<<<<
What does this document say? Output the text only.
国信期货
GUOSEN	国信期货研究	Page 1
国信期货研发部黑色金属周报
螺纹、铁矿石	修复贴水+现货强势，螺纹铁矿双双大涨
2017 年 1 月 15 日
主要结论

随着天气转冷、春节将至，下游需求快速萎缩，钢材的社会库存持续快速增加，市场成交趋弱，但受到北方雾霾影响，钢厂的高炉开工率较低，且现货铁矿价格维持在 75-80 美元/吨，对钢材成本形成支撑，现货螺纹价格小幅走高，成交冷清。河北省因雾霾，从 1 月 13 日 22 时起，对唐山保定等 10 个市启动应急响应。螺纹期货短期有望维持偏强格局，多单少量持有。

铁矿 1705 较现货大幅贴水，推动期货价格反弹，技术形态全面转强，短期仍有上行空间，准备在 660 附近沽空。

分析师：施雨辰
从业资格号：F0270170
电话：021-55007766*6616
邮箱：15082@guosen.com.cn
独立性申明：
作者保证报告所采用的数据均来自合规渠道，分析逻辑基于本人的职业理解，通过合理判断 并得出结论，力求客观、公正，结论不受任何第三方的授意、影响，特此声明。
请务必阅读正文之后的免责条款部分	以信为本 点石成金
>>>>
TASK DESCRIPTION: Above are the records; retype every one exactly.

FINISHED EXERCISE:
What does this document say? Output the text only.
国信期货
GUOSEN	国信期货研究	Page 1
国信期货研发部黑色金属周报
螺纹、铁矿石	修复贴水+现货强势，螺纹铁矿双双大涨
2017 年 1 月 15 日
主要结论

随着天气转冷、春节将至，下游需求快速萎缩，钢材的社会库存持续快速增加，市场成交趋弱，但受到北方雾霾影响，钢厂的高炉开工率较低，且现货铁矿价格维持在 75-80 美元/吨，对钢材成本形成支撑，现货螺纹价格小幅走高，成交冷清。河北省因雾霾，从 1 月 13 日 22 时起，对唐山保定等 10 个市启动应急响应。螺纹期货短期有望维持偏强格局，多单少量持有。

铁矿 1705 较现货大幅贴水，推动期货价格反弹，技术形态全面转强，短期仍有上行空间，准备在 660 附近沽空。

分析师：施雨辰
从业资格号：F0270170
电话：021-55007766*6616
邮箱：15082@guosen.com.cn
独立性申明：
作者保证报告所采用的数据均来自合规渠道，分析逻辑基于本人的职业理解，通过合理判断 并得出结论，力求客观、公正，结论不受任何第三方的授意、影响，特此声明。
请务必阅读正文之后的免责条款部分	以信为本 点石成金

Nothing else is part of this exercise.